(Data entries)
□ □ □

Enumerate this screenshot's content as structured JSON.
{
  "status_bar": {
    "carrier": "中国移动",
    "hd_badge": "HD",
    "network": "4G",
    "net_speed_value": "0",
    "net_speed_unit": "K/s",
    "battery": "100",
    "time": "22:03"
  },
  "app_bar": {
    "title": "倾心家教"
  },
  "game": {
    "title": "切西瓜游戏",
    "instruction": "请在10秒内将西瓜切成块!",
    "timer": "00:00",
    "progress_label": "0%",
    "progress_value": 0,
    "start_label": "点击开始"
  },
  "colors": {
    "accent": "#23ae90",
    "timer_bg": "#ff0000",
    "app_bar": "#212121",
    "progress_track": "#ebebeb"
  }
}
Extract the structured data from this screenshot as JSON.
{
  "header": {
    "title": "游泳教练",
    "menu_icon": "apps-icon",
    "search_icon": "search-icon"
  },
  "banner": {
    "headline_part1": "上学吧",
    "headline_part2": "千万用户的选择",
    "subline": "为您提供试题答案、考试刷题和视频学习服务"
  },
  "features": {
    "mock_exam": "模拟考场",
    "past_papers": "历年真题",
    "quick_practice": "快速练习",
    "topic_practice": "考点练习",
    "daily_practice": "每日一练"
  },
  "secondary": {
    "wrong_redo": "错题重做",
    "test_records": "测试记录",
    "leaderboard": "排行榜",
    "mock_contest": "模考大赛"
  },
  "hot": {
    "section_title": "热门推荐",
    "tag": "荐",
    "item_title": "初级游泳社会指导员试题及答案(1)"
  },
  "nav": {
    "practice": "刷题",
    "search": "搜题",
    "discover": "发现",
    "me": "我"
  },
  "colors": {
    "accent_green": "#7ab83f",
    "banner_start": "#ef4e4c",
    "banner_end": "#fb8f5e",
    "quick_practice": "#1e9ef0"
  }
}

□ □ □

*TASK STATEMENT*:
Set every line of the listing down word for word.

*RESULT OF THIS EXERCISE*:
Enumerate this screenshot's content as structured JSON.
{
  "status_bar": {
    "carrier": "中国移动",
    "hd_badge": "HD",
    "network": "4G",
    "net_speed_value": "0",
    "net_speed_unit": "K/s",
    "battery": "100",
    "time": "22:03"
  },
  "app_bar": {
    "title": "倾心家教"
  },
  "game": {
    "title": "切西瓜游戏",
    "instruction": "请在10秒内将西瓜切成块!",
    "timer": "00:00",
    "progress_label": "0%",
    "progress_value": 0,
    "start_label": "点击开始"
  },
  "colors": {
    "accent": "#23ae90",
    "timer_bg": "#ff0000",
    "app_bar": "#212121",
    "progress_track": "#ebebeb"
  }
}
Extract the structured data from this screenshot as JSON.
{
  "header": {
    "title": "游泳教练",
    "menu_icon": "apps-icon",
    "search_icon": "search-icon"
  },
  "banner": {
    "headline_part1": "上学吧",
    "headline_part2": "千万用户的选择",
    "subline": "为您提供试题答案、考试刷题和视频学习服务"
  },
  "features": {
    "mock_exam": "模拟考场",
    "past_papers": "历年真题",
    "quick_practice": "快速练习",
    "topic_practice": "考点练习",
    "daily_practice": "每日一练"
  },
  "secondary": {
    "wrong_redo": "错题重做",
    "test_records": "测试记录",
    "leaderboard": "排行榜",
    "mock_contest": "模考大赛"
  },
  "hot": {
    "section_title": "热门推荐",
    "tag": "荐",
    "item_title": "初级游泳社会指导员试题及答案(1)"
  },
  "nav": {
    "practice": "刷题",
    "search": "搜题",
    "discover": "发现",
    "me": "我"
  },
  "colors": {
    "accent_green": "#7ab83f",
    "banner_start": "#ef4e4c",
    "banner_end": "#fb8f5e",
    "quick_practice": "#1e9ef0"
  }
}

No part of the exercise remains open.